-- Start DATA LISTING --
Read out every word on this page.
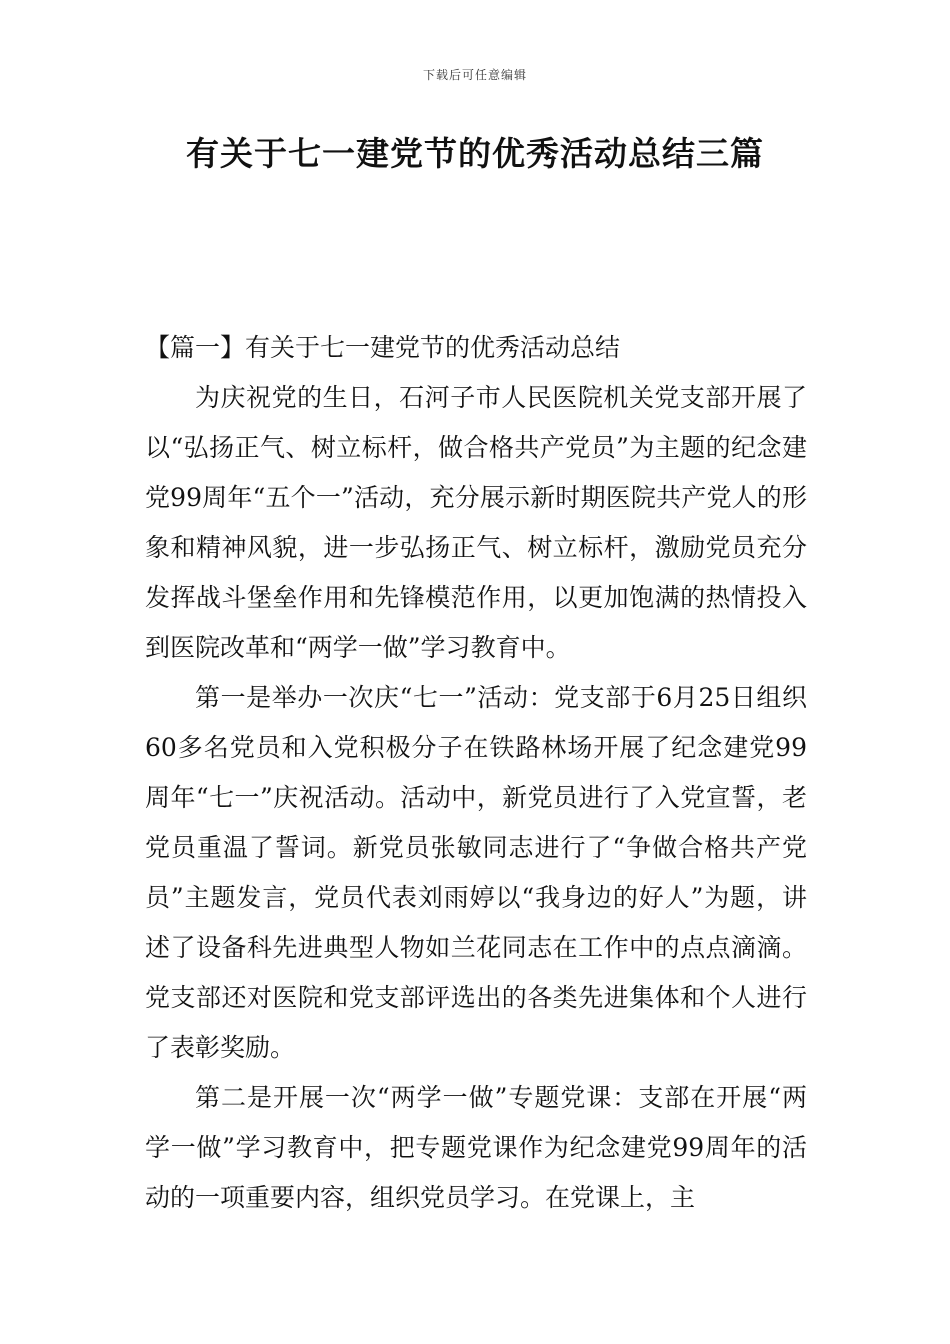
下载后可任意编辑
有关于七一建党节的优秀活动总结三篇

【篇一】有关于七一建党节的优秀活动总结

为庆祝党的生日，石河子市人民医院机关党支部开展了以“弘扬正气、树立标杆，做合格共产党员”为主题的纪念建党99周年“五个一”活动，充分展示新时期医院共产党人的形象和精神风貌，进一步弘扬正气、树立标杆，激励党员充分发挥战斗堡垒作用和先锋模范作用，以更加饱满的热情投入到医院改革和“两学一做”学习教育中。

第一是举办一次庆“七一”活动：党支部于6月25日组织60多名党员和入党积极分子在铁路林场开展了纪念建党99周年“七一”庆祝活动。活动中，新党员进行了入党宣誓，老党员重温了誓词。新党员张敏同志进行了“争做合格共产党员”主题发言，党员代表刘雨婷以“我身边的好人”为题，讲述了设备科先进典型人物如兰花同志在工作中的点点滴滴。党支部还对医院和党支部评选出的各类先进集体和个人进行了表彰奖励。

第二是开展一次“两学一做”专题党课：支部在开展“两学一做”学习教育中，把专题党课作为纪念建党99周年的活动的一项重要内容，组织党员学习。在党课上，主
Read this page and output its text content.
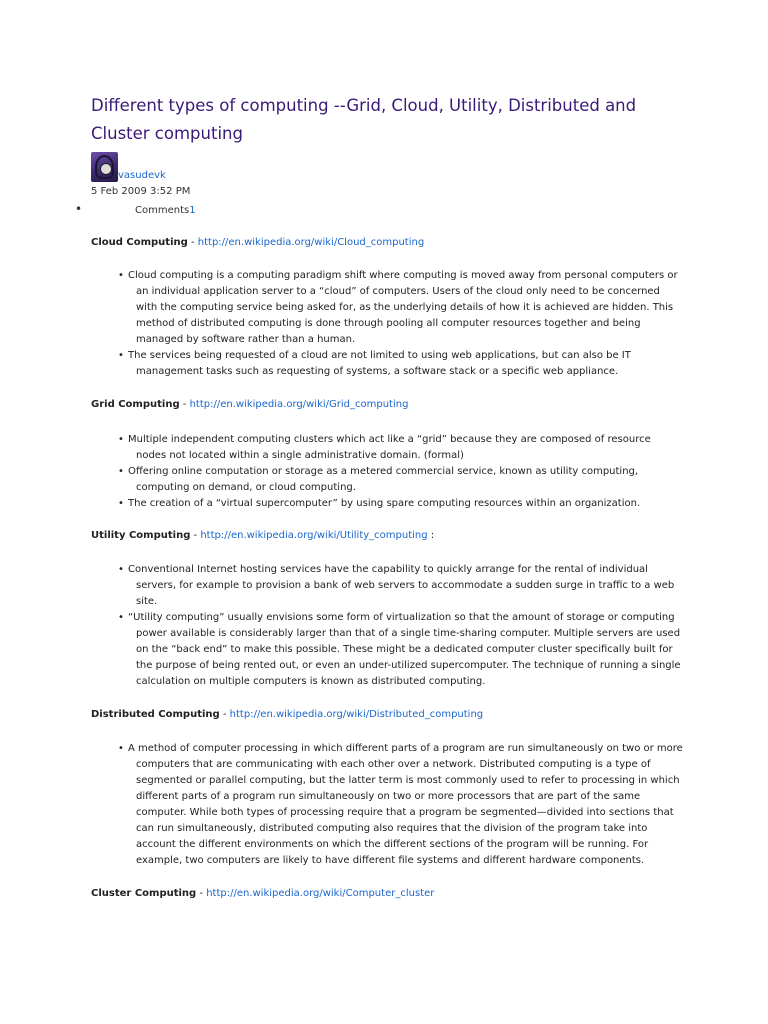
Different types of computing --Grid, Cloud, Utility, Distributed and Cluster computing
vasudevk
5 Feb 2009 3:52 PM
•	Comments1
Cloud Computing - http://en.wikipedia.org/wiki/Cloud_computing
• Cloud computing is a computing paradigm shift where computing is moved away from personal computers or an individual application server to a “cloud” of computers. Users of the cloud only need to be concerned with the computing service being asked for, as the underlying details of how it is achieved are hidden. This method of distributed computing is done through pooling all computer resources together and being managed by software rather than a human.
• The services being requested of a cloud are not limited to using web applications, but can also be IT management tasks such as requesting of systems, a software stack or a specific web appliance.
Grid Computing - http://en.wikipedia.org/wiki/Grid_computing
• Multiple independent computing clusters which act like a “grid” because they are composed of resource nodes not located within a single administrative domain. (formal)
• Offering online computation or storage as a metered commercial service, known as utility computing, computing on demand, or cloud computing.
• The creation of a “virtual supercomputer” by using spare computing resources within an organization.
Utility Computing - http://en.wikipedia.org/wiki/Utility_computing :
• Conventional Internet hosting services have the capability to quickly arrange for the rental of individual servers, for example to provision a bank of web servers to accommodate a sudden surge in traffic to a web site.
• “Utility computing” usually envisions some form of virtualization so that the amount of storage or computing power available is considerably larger than that of a single time-sharing computer. Multiple servers are used on the “back end” to make this possible. These might be a dedicated computer cluster specifically built for the purpose of being rented out, or even an under-utilized supercomputer. The technique of running a single calculation on multiple computers is known as distributed computing.
Distributed Computing - http://en.wikipedia.org/wiki/Distributed_computing
• A method of computer processing in which different parts of a program are run simultaneously on two or more computers that are communicating with each other over a network. Distributed computing is a type of segmented or parallel computing, but the latter term is most commonly used to refer to processing in which different parts of a program run simultaneously on two or more processors that are part of the same computer. While both types of processing require that a program be segmented—divided into sections that can run simultaneously, distributed computing also requires that the division of the program take into account the different environments on which the different sections of the program will be running. For example, two computers are likely to have different file systems and different hardware components.
Cluster Computing - http://en.wikipedia.org/wiki/Computer_cluster
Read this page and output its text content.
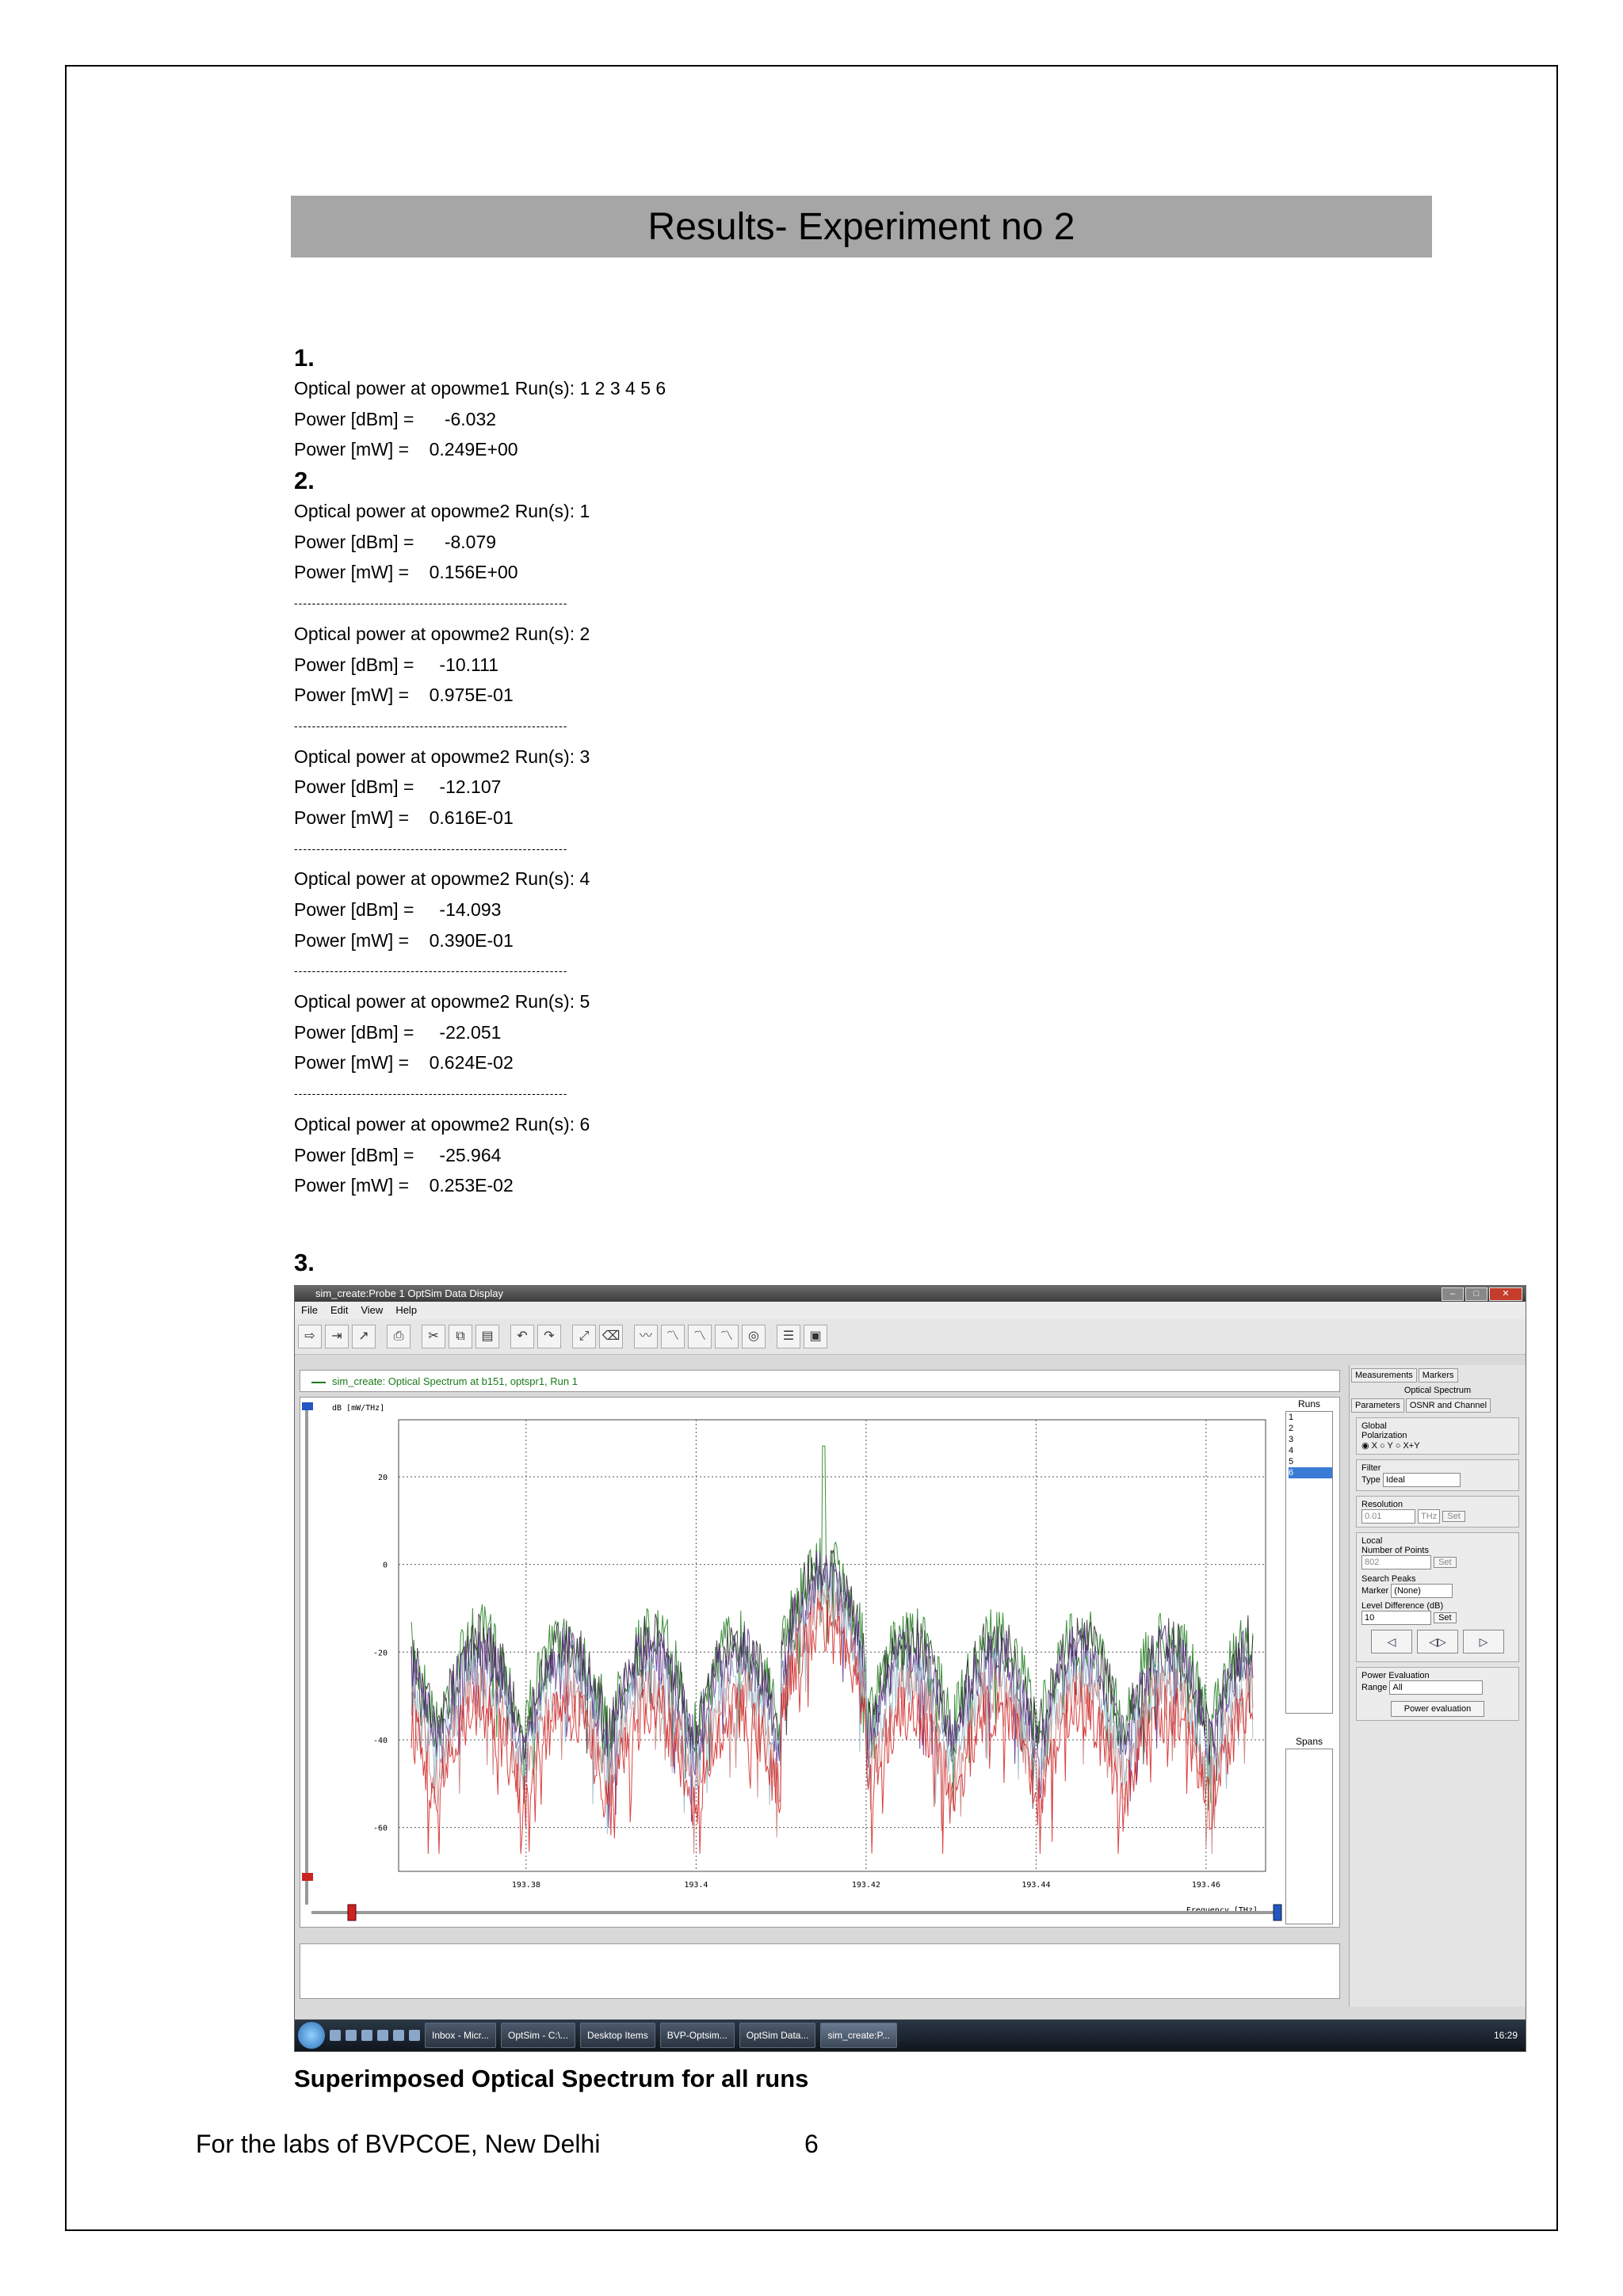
Results- Experiment no 2
1.
Optical power at opowme1 Run(s): 1 2 3 4 5 6
Power [dBm] =      -6.032
Power [mW] =    0.249E+00
2.
Optical power at opowme2 Run(s): 1
Power [dBm] =      -8.079
Power [mW] =    0.156E+00
-------------------------------------------------------------
Optical power at opowme2 Run(s): 2
Power [dBm] =     -10.111
Power [mW] =    0.975E-01
-------------------------------------------------------------
Optical power at opowme2 Run(s): 3
Power [dBm] =     -12.107
Power [mW] =    0.616E-01
-------------------------------------------------------------
Optical power at opowme2 Run(s): 4
Power [dBm] =     -14.093
Power [mW] =    0.390E-01
-------------------------------------------------------------
Optical power at opowme2 Run(s): 5
Power [dBm] =     -22.051
Power [mW] =    0.624E-02
-------------------------------------------------------------
Optical power at opowme2 Run(s): 6
Power [dBm] =     -25.964
Power [mW] =    0.253E-02
3.
sim_create:Probe 1 OptSim Data Display	–	□	✕
File Edit View Help
⇨	⇥	↗	⎙	✂	⧉	▤	↶	↷	⤢	⌫	〰	〽	〽	〽	◎	☰	▣
sim_create: Optical Spectrum at b151, optspr1, Run 1
dB [mW/THz]
20
0
-20
-40
-60
193.38	193.4	193.42	193.44	193.46
Frequency [THz]
Runs
1
2
3
4
5
6
Spans
Measurements	Markers
Optical Spectrum
Parameters	OSNR and Channel
Global
Polarization
◉ X ○ Y ○ X+Y
Filter
Type Ideal
Resolution
0.01	THz Set
Local
Number of Points
802	Set
Search Peaks
Marker (None)
Level Difference (dB)
10	Set
◁	◁▷	▷
Power Evaluation
Range All
Power evaluation
Inbox - Micr...	OptSim - C:\...	Desktop Items	BVP-Optsim...	OptSim Data...	sim_create:P...	16:29
Superimposed Optical Spectrum for all runs
For the labs of BVPCOE, New Delhi	6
-- End DATA LISTING --
[PROMPT] Keep every word of the data as it is when you write it out, but drop the pictures.

[TASK SOLUTION]
Read out every word on this page.
下载后可任意编辑
有关于七一建党节的优秀活动总结三篇

【篇一】有关于七一建党节的优秀活动总结

为庆祝党的生日，石河子市人民医院机关党支部开展了以“弘扬正气、树立标杆，做合格共产党员”为主题的纪念建党99周年“五个一”活动，充分展示新时期医院共产党人的形象和精神风貌，进一步弘扬正气、树立标杆，激励党员充分发挥战斗堡垒作用和先锋模范作用，以更加饱满的热情投入到医院改革和“两学一做”学习教育中。

第一是举办一次庆“七一”活动：党支部于6月25日组织60多名党员和入党积极分子在铁路林场开展了纪念建党99周年“七一”庆祝活动。活动中，新党员进行了入党宣誓，老党员重温了誓词。新党员张敏同志进行了“争做合格共产党员”主题发言，党员代表刘雨婷以“我身边的好人”为题，讲述了设备科先进典型人物如兰花同志在工作中的点点滴滴。党支部还对医院和党支部评选出的各类先进集体和个人进行了表彰奖励。

第二是开展一次“两学一做”专题党课：支部在开展“两学一做”学习教育中，把专题党课作为纪念建党99周年的活动的一项重要内容，组织党员学习。在党课上，主
Read this page and output its text content.
Different types of computing --Grid, Cloud, Utility, Distributed and Cluster computing
vasudevk
5 Feb 2009 3:52 PM
•	Comments1
Cloud Computing - http://en.wikipedia.org/wiki/Cloud_computing
• Cloud computing is a computing paradigm shift where computing is moved away from personal computers or an individual application server to a “cloud” of computers. Users of the cloud only need to be concerned with the computing service being asked for, as the underlying details of how it is achieved are hidden. This method of distributed computing is done through pooling all computer resources together and being managed by software rather than a human.
• The services being requested of a cloud are not limited to using web applications, but can also be IT management tasks such as requesting of systems, a software stack or a specific web appliance.
Grid Computing - http://en.wikipedia.org/wiki/Grid_computing
• Multiple independent computing clusters which act like a “grid” because they are composed of resource nodes not located within a single administrative domain. (formal)
• Offering online computation or storage as a metered commercial service, known as utility computing, computing on demand, or cloud computing.
• The creation of a “virtual supercomputer” by using spare computing resources within an organization.
Utility Computing - http://en.wikipedia.org/wiki/Utility_computing :
• Conventional Internet hosting services have the capability to quickly arrange for the rental of individual servers, for example to provision a bank of web servers to accommodate a sudden surge in traffic to a web site.
• “Utility computing” usually envisions some form of virtualization so that the amount of storage or computing power available is considerably larger than that of a single time-sharing computer. Multiple servers are used on the “back end” to make this possible. These might be a dedicated computer cluster specifically built for the purpose of being rented out, or even an under-utilized supercomputer. The technique of running a single calculation on multiple computers is known as distributed computing.
Distributed Computing - http://en.wikipedia.org/wiki/Distributed_computing
• A method of computer processing in which different parts of a program are run simultaneously on two or more computers that are communicating with each other over a network. Distributed computing is a type of segmented or parallel computing, but the latter term is most commonly used to refer to processing in which different parts of a program run simultaneously on two or more processors that are part of the same computer. While both types of processing require that a program be segmented—divided into sections that can run simultaneously, distributed computing also requires that the division of the program take into account the different environments on which the different sections of the program will be running. For example, two computers are likely to have different file systems and different hardware components.
Cluster Computing - http://en.wikipedia.org/wiki/Computer_cluster
Read this page and output its text content.
Results- Experiment no 2
1.
Optical power at opowme1 Run(s): 1 2 3 4 5 6
Power [dBm] =      -6.032
Power [mW] =    0.249E+00
2.
Optical power at opowme2 Run(s): 1
Power [dBm] =      -8.079
Power [mW] =    0.156E+00
-------------------------------------------------------------
Optical power at opowme2 Run(s): 2
Power [dBm] =     -10.111
Power [mW] =    0.975E-01
-------------------------------------------------------------
Optical power at opowme2 Run(s): 3
Power [dBm] =     -12.107
Power [mW] =    0.616E-01
-------------------------------------------------------------
Optical power at opowme2 Run(s): 4
Power [dBm] =     -14.093
Power [mW] =    0.390E-01
-------------------------------------------------------------
Optical power at opowme2 Run(s): 5
Power [dBm] =     -22.051
Power [mW] =    0.624E-02
-------------------------------------------------------------
Optical power at opowme2 Run(s): 6
Power [dBm] =     -25.964
Power [mW] =    0.253E-02
3.
sim_create:Probe 1 OptSim Data Display	–	□	✕
File Edit View Help
⇨	⇥	↗	⎙	✂	⧉	▤	↶	↷	⤢	⌫	〰	〽	〽	〽	◎	☰	▣
sim_create: Optical Spectrum at b151, optspr1, Run 1
dB [mW/THz]
20
0
-20
-40
-60
193.38	193.4	193.42	193.44	193.46
Frequency [THz]
Runs
1
2
3
4
5
6
Spans
Measurements	Markers
Optical Spectrum
Parameters	OSNR and Channel
Global
Polarization
◉ X ○ Y ○ X+Y
Filter
Type Ideal
Resolution
0.01	THz Set
Local
Number of Points
802	Set
Search Peaks
Marker (None)
Level Difference (dB)
10	Set
◁	◁▷	▷
Power Evaluation
Range All
Power evaluation
Inbox - Micr...	OptSim - C:\...	Desktop Items	BVP-Optsim...	OptSim Data...	sim_create:P...	16:29
Superimposed Optical Spectrum for all runs
For the labs of BVPCOE, New Delhi	6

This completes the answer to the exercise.